| Stated goal |
Search the records below for the word "placeholder". Pull out each line that has it.

[Data entries]
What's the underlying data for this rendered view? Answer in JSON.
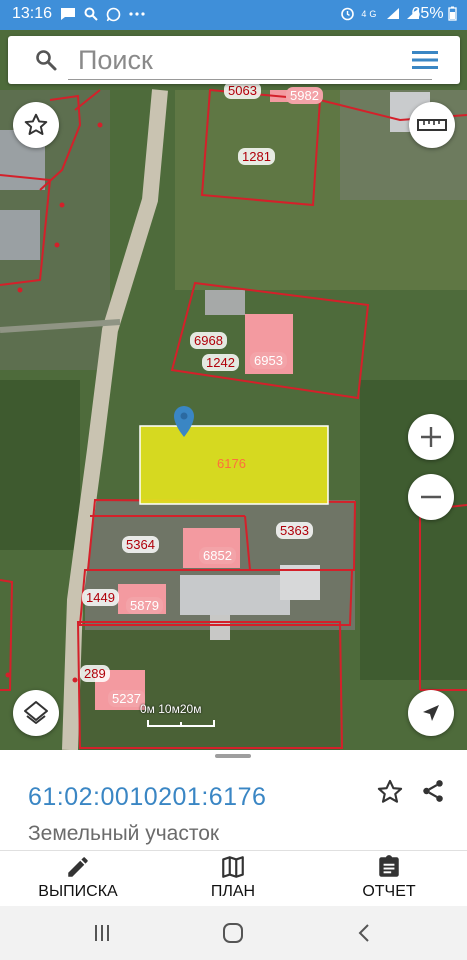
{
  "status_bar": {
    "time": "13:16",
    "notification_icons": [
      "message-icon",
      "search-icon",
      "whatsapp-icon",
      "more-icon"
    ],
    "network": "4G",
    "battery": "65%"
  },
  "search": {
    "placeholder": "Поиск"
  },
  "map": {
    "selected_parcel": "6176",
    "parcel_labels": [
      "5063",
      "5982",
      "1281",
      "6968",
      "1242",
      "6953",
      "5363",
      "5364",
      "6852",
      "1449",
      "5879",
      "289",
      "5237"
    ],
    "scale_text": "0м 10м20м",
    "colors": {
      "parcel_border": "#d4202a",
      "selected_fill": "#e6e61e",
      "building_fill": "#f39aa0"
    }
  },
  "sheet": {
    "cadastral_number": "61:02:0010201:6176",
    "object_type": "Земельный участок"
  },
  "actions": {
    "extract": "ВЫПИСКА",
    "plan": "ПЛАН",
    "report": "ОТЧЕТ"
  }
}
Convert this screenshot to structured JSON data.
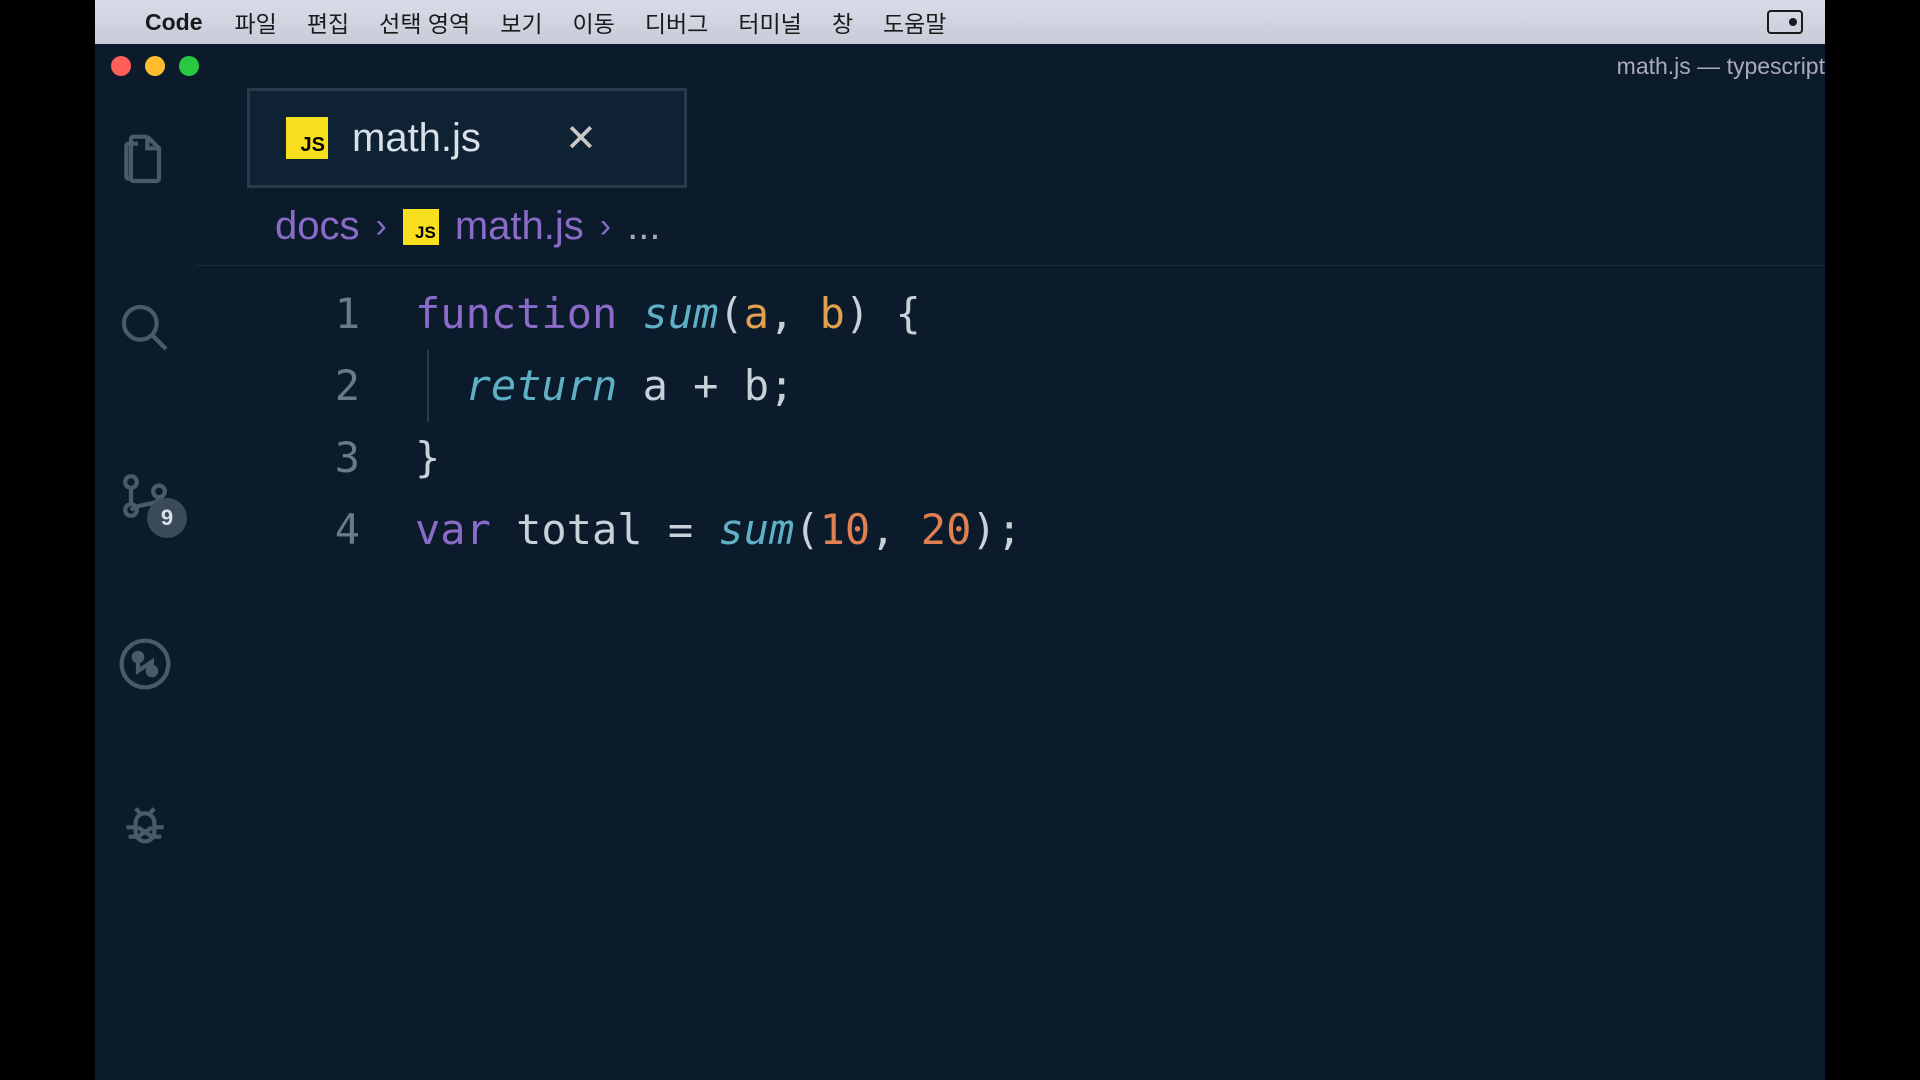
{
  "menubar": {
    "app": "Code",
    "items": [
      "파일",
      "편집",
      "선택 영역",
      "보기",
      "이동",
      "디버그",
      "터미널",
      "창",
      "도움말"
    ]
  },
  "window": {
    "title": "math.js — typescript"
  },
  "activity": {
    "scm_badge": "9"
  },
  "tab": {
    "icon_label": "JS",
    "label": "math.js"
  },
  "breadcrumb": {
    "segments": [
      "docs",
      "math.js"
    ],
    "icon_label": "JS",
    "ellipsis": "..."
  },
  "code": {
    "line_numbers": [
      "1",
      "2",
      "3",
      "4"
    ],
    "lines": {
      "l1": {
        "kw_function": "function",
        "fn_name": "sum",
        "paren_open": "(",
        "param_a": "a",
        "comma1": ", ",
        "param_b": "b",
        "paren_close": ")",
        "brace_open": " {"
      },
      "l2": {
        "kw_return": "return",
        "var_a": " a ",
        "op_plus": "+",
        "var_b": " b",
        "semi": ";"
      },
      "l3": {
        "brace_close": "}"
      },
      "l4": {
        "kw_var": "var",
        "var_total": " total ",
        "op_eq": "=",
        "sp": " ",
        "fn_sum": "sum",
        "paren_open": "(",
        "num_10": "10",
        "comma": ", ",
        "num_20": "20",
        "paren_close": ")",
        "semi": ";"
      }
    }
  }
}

==

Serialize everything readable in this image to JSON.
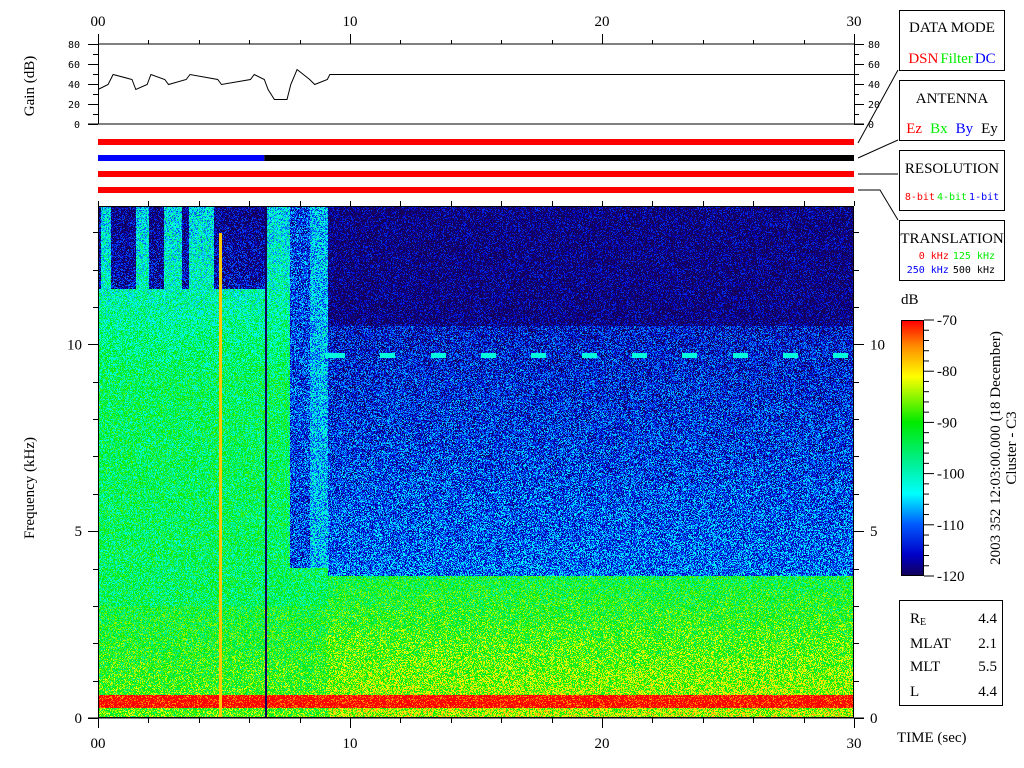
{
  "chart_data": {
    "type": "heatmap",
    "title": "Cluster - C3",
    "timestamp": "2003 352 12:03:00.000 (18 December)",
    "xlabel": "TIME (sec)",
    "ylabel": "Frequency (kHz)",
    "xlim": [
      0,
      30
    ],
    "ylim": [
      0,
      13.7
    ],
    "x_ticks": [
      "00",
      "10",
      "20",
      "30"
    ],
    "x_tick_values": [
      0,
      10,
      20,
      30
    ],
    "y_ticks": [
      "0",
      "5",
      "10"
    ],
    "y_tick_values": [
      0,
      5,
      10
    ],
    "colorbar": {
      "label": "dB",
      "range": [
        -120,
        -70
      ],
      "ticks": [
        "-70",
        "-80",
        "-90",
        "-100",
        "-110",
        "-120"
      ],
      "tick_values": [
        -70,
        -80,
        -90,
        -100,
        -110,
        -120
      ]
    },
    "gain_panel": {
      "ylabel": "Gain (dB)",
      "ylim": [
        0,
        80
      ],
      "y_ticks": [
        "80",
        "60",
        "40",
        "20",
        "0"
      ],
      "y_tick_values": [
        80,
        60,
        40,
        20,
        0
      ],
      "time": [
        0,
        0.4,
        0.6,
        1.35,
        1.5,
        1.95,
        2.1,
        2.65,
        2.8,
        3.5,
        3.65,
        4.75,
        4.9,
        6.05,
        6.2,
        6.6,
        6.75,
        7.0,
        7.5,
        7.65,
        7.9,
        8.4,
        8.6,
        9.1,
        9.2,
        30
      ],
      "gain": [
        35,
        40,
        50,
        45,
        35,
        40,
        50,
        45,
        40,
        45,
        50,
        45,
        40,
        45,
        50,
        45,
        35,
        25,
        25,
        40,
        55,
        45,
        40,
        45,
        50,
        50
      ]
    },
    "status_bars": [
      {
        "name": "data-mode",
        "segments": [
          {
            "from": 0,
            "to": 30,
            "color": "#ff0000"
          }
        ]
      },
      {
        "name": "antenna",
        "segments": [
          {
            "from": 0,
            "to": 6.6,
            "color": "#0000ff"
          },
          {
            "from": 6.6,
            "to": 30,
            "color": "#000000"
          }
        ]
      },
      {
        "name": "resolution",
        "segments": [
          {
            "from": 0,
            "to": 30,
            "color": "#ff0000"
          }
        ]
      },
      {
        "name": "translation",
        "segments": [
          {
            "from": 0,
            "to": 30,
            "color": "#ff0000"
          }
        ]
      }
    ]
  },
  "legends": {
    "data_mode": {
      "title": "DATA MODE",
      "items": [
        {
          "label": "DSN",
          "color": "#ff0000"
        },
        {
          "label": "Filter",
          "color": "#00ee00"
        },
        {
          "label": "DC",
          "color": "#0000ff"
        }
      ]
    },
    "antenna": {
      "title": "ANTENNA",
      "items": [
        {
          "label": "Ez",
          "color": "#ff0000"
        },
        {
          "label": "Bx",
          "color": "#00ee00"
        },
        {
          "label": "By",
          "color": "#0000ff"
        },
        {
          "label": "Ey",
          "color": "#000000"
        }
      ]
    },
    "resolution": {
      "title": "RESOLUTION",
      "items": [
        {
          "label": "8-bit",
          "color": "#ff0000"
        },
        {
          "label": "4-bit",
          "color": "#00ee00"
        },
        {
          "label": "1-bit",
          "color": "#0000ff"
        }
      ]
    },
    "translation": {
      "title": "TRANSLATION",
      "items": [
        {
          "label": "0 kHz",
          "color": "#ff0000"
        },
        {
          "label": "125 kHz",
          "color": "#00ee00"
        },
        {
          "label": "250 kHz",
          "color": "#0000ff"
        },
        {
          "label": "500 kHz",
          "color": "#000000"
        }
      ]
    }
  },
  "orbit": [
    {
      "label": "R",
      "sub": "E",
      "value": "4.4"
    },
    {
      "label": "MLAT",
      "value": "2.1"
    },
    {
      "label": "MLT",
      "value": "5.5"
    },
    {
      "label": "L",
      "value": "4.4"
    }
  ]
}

==

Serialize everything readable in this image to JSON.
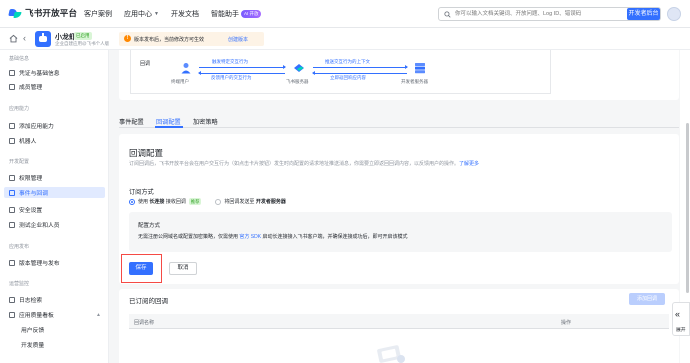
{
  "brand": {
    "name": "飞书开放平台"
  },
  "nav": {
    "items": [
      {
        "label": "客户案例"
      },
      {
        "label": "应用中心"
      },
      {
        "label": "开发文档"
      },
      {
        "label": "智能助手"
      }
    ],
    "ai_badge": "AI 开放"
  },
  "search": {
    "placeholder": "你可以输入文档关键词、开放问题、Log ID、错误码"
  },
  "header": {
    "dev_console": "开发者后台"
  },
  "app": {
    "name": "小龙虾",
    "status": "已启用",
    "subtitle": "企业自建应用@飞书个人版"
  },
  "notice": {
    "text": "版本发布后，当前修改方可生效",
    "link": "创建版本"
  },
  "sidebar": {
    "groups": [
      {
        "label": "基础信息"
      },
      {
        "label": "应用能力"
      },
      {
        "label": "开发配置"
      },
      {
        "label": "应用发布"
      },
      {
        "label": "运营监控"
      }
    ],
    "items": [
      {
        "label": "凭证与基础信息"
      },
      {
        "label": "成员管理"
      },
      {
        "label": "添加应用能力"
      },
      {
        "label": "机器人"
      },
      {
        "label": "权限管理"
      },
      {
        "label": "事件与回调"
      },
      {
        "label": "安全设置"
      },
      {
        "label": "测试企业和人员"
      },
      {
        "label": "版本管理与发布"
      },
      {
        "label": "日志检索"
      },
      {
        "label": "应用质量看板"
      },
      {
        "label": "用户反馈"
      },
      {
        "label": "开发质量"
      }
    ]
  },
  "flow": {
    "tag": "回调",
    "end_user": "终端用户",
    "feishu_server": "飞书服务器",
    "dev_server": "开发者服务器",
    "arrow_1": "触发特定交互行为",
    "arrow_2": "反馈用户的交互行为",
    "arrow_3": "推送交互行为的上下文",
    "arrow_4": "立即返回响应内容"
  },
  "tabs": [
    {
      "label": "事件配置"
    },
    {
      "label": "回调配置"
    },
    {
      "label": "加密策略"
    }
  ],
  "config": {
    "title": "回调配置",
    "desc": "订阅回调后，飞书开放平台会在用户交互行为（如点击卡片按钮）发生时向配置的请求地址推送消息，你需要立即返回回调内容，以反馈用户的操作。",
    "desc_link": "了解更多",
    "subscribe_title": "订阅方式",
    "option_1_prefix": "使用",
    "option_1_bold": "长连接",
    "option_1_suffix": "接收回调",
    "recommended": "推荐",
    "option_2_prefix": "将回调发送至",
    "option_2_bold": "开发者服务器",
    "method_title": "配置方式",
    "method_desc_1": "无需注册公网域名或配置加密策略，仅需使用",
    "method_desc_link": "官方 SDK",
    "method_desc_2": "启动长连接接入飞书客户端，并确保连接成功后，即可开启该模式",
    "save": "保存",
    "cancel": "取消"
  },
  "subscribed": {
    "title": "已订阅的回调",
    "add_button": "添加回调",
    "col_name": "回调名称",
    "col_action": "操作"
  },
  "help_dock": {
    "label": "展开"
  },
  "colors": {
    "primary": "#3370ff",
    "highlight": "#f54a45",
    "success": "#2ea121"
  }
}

| Solution to the exercise |
    "placeholder": "Поиск"
    "placeholder": "你可以输入文档关键词、开放问题、Log ID、错误码"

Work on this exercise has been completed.